What this task involves — Copy out all the entries word for word.
--- START Extracted records ---
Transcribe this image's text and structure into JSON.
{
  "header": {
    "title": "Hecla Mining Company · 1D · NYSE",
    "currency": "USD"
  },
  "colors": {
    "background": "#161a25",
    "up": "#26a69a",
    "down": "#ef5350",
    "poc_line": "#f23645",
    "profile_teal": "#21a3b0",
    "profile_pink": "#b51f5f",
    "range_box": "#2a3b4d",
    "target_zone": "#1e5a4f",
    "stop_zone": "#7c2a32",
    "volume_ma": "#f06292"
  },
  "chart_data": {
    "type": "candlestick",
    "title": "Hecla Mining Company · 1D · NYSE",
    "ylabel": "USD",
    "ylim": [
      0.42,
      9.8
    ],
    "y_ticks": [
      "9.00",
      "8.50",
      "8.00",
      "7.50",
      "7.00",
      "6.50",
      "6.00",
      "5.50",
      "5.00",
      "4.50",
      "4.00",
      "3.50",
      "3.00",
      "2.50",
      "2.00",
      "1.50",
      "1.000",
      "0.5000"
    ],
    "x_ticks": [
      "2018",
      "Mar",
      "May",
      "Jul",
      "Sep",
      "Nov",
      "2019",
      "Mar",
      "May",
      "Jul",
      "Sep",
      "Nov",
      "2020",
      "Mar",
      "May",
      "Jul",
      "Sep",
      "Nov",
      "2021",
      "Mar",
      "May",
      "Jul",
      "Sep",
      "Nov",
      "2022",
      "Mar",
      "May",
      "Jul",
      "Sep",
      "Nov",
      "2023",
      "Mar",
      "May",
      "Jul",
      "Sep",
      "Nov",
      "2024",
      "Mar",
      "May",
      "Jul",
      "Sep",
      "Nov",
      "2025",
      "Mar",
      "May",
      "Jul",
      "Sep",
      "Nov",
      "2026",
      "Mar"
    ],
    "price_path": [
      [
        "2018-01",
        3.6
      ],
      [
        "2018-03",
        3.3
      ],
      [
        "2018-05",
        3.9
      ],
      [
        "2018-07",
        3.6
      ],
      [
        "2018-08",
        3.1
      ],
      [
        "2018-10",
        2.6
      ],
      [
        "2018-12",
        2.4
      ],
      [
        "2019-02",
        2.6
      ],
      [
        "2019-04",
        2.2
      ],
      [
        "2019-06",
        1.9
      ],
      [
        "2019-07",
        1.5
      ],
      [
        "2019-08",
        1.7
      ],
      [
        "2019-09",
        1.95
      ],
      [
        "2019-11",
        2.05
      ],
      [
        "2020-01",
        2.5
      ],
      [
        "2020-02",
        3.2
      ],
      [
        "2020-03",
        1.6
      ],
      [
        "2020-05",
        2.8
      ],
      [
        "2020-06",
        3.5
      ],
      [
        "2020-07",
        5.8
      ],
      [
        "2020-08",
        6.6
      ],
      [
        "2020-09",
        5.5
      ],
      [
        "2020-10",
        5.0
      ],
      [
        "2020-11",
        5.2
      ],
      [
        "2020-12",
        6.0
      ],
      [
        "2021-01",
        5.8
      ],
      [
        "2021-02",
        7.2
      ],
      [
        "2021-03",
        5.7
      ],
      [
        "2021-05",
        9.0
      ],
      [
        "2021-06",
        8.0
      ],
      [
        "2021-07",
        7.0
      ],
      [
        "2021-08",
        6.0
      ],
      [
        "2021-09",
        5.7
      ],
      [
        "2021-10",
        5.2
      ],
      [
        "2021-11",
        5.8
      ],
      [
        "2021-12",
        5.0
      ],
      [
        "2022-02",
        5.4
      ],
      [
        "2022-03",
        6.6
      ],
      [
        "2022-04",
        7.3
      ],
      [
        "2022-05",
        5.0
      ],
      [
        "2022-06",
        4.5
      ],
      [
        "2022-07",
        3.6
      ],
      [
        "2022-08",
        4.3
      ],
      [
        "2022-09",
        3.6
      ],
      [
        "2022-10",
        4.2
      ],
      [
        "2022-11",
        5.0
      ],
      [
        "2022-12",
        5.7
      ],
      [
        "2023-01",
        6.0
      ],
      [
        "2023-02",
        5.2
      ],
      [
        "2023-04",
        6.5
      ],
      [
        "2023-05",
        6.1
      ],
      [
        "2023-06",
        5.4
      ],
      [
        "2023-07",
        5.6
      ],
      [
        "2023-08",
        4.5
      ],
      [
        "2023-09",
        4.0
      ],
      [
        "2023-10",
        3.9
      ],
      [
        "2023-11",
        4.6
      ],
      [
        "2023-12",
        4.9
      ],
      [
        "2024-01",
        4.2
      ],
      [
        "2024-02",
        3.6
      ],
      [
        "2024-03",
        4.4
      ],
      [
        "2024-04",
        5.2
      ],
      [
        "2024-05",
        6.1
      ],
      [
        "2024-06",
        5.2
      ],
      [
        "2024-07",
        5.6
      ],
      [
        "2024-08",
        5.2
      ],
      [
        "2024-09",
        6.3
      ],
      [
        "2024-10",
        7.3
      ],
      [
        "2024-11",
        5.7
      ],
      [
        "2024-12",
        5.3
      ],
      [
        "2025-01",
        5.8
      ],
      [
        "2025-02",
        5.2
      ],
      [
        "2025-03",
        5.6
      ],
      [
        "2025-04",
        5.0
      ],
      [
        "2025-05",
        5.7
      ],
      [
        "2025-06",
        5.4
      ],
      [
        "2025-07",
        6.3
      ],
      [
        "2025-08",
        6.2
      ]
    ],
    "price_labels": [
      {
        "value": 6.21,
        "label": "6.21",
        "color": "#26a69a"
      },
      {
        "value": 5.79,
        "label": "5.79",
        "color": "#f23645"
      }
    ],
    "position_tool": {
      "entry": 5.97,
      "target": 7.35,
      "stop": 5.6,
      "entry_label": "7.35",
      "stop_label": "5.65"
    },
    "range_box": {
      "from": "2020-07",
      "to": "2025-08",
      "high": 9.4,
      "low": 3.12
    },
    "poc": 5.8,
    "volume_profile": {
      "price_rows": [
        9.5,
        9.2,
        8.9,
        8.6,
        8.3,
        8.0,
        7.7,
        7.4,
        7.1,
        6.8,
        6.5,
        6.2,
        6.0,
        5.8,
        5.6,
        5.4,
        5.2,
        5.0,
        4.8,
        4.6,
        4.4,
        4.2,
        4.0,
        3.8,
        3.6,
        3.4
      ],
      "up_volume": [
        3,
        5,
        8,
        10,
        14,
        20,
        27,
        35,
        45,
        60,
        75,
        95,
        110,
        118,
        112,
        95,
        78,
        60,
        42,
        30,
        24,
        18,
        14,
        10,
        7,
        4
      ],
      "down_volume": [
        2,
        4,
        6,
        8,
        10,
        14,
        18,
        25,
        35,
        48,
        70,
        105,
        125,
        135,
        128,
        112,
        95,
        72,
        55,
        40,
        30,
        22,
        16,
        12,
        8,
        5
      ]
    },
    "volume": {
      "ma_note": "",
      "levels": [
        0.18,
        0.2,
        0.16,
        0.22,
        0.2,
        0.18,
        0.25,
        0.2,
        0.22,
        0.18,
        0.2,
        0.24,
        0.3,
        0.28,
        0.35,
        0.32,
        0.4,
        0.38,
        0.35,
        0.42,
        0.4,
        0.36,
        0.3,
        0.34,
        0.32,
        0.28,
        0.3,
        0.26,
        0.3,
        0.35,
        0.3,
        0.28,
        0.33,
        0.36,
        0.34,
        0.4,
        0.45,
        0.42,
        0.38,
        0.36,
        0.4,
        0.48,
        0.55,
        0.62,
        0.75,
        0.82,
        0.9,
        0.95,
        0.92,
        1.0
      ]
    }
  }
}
--- END Extracted records ---
Written response —
Transcribe this image's text and structure into JSON.
{
  "header": {
    "title": "Hecla Mining Company · 1D · NYSE",
    "currency": "USD"
  },
  "colors": {
    "background": "#161a25",
    "up": "#26a69a",
    "down": "#ef5350",
    "poc_line": "#f23645",
    "profile_teal": "#21a3b0",
    "profile_pink": "#b51f5f",
    "range_box": "#2a3b4d",
    "target_zone": "#1e5a4f",
    "stop_zone": "#7c2a32",
    "volume_ma": "#f06292"
  },
  "chart_data": {
    "type": "candlestick",
    "title": "Hecla Mining Company · 1D · NYSE",
    "ylabel": "USD",
    "ylim": [
      0.42,
      9.8
    ],
    "y_ticks": [
      "9.00",
      "8.50",
      "8.00",
      "7.50",
      "7.00",
      "6.50",
      "6.00",
      "5.50",
      "5.00",
      "4.50",
      "4.00",
      "3.50",
      "3.00",
      "2.50",
      "2.00",
      "1.50",
      "1.000",
      "0.5000"
    ],
    "x_ticks": [
      "2018",
      "Mar",
      "May",
      "Jul",
      "Sep",
      "Nov",
      "2019",
      "Mar",
      "May",
      "Jul",
      "Sep",
      "Nov",
      "2020",
      "Mar",
      "May",
      "Jul",
      "Sep",
      "Nov",
      "2021",
      "Mar",
      "May",
      "Jul",
      "Sep",
      "Nov",
      "2022",
      "Mar",
      "May",
      "Jul",
      "Sep",
      "Nov",
      "2023",
      "Mar",
      "May",
      "Jul",
      "Sep",
      "Nov",
      "2024",
      "Mar",
      "May",
      "Jul",
      "Sep",
      "Nov",
      "2025",
      "Mar",
      "May",
      "Jul",
      "Sep",
      "Nov",
      "2026",
      "Mar"
    ],
    "price_path": [
      [
        "2018-01",
        3.6
      ],
      [
        "2018-03",
        3.3
      ],
      [
        "2018-05",
        3.9
      ],
      [
        "2018-07",
        3.6
      ],
      [
        "2018-08",
        3.1
      ],
      [
        "2018-10",
        2.6
      ],
      [
        "2018-12",
        2.4
      ],
      [
        "2019-02",
        2.6
      ],
      [
        "2019-04",
        2.2
      ],
      [
        "2019-06",
        1.9
      ],
      [
        "2019-07",
        1.5
      ],
      [
        "2019-08",
        1.7
      ],
      [
        "2019-09",
        1.95
      ],
      [
        "2019-11",
        2.05
      ],
      [
        "2020-01",
        2.5
      ],
      [
        "2020-02",
        3.2
      ],
      [
        "2020-03",
        1.6
      ],
      [
        "2020-05",
        2.8
      ],
      [
        "2020-06",
        3.5
      ],
      [
        "2020-07",
        5.8
      ],
      [
        "2020-08",
        6.6
      ],
      [
        "2020-09",
        5.5
      ],
      [
        "2020-10",
        5.0
      ],
      [
        "2020-11",
        5.2
      ],
      [
        "2020-12",
        6.0
      ],
      [
        "2021-01",
        5.8
      ],
      [
        "2021-02",
        7.2
      ],
      [
        "2021-03",
        5.7
      ],
      [
        "2021-05",
        9.0
      ],
      [
        "2021-06",
        8.0
      ],
      [
        "2021-07",
        7.0
      ],
      [
        "2021-08",
        6.0
      ],
      [
        "2021-09",
        5.7
      ],
      [
        "2021-10",
        5.2
      ],
      [
        "2021-11",
        5.8
      ],
      [
        "2021-12",
        5.0
      ],
      [
        "2022-02",
        5.4
      ],
      [
        "2022-03",
        6.6
      ],
      [
        "2022-04",
        7.3
      ],
      [
        "2022-05",
        5.0
      ],
      [
        "2022-06",
        4.5
      ],
      [
        "2022-07",
        3.6
      ],
      [
        "2022-08",
        4.3
      ],
      [
        "2022-09",
        3.6
      ],
      [
        "2022-10",
        4.2
      ],
      [
        "2022-11",
        5.0
      ],
      [
        "2022-12",
        5.7
      ],
      [
        "2023-01",
        6.0
      ],
      [
        "2023-02",
        5.2
      ],
      [
        "2023-04",
        6.5
      ],
      [
        "2023-05",
        6.1
      ],
      [
        "2023-06",
        5.4
      ],
      [
        "2023-07",
        5.6
      ],
      [
        "2023-08",
        4.5
      ],
      [
        "2023-09",
        4.0
      ],
      [
        "2023-10",
        3.9
      ],
      [
        "2023-11",
        4.6
      ],
      [
        "2023-12",
        4.9
      ],
      [
        "2024-01",
        4.2
      ],
      [
        "2024-02",
        3.6
      ],
      [
        "2024-03",
        4.4
      ],
      [
        "2024-04",
        5.2
      ],
      [
        "2024-05",
        6.1
      ],
      [
        "2024-06",
        5.2
      ],
      [
        "2024-07",
        5.6
      ],
      [
        "2024-08",
        5.2
      ],
      [
        "2024-09",
        6.3
      ],
      [
        "2024-10",
        7.3
      ],
      [
        "2024-11",
        5.7
      ],
      [
        "2024-12",
        5.3
      ],
      [
        "2025-01",
        5.8
      ],
      [
        "2025-02",
        5.2
      ],
      [
        "2025-03",
        5.6
      ],
      [
        "2025-04",
        5.0
      ],
      [
        "2025-05",
        5.7
      ],
      [
        "2025-06",
        5.4
      ],
      [
        "2025-07",
        6.3
      ],
      [
        "2025-08",
        6.2
      ]
    ],
    "price_labels": [
      {
        "value": 6.21,
        "label": "6.21",
        "color": "#26a69a"
      },
      {
        "value": 5.79,
        "label": "5.79",
        "color": "#f23645"
      }
    ],
    "position_tool": {
      "entry": 5.97,
      "target": 7.35,
      "stop": 5.6,
      "entry_label": "7.35",
      "stop_label": "5.65"
    },
    "range_box": {
      "from": "2020-07",
      "to": "2025-08",
      "high": 9.4,
      "low": 3.12
    },
    "poc": 5.8,
    "volume_profile": {
      "price_rows": [
        9.5,
        9.2,
        8.9,
        8.6,
        8.3,
        8.0,
        7.7,
        7.4,
        7.1,
        6.8,
        6.5,
        6.2,
        6.0,
        5.8,
        5.6,
        5.4,
        5.2,
        5.0,
        4.8,
        4.6,
        4.4,
        4.2,
        4.0,
        3.8,
        3.6,
        3.4
      ],
      "up_volume": [
        3,
        5,
        8,
        10,
        14,
        20,
        27,
        35,
        45,
        60,
        75,
        95,
        110,
        118,
        112,
        95,
        78,
        60,
        42,
        30,
        24,
        18,
        14,
        10,
        7,
        4
      ],
      "down_volume": [
        2,
        4,
        6,
        8,
        10,
        14,
        18,
        25,
        35,
        48,
        70,
        105,
        125,
        135,
        128,
        112,
        95,
        72,
        55,
        40,
        30,
        22,
        16,
        12,
        8,
        5
      ]
    },
    "volume": {
      "ma_note": "",
      "levels": [
        0.18,
        0.2,
        0.16,
        0.22,
        0.2,
        0.18,
        0.25,
        0.2,
        0.22,
        0.18,
        0.2,
        0.24,
        0.3,
        0.28,
        0.35,
        0.32,
        0.4,
        0.38,
        0.35,
        0.42,
        0.4,
        0.36,
        0.3,
        0.34,
        0.32,
        0.28,
        0.3,
        0.26,
        0.3,
        0.35,
        0.3,
        0.28,
        0.33,
        0.36,
        0.34,
        0.4,
        0.45,
        0.42,
        0.38,
        0.36,
        0.4,
        0.48,
        0.55,
        0.62,
        0.75,
        0.82,
        0.9,
        0.95,
        0.92,
        1.0
      ]
    }
  }
}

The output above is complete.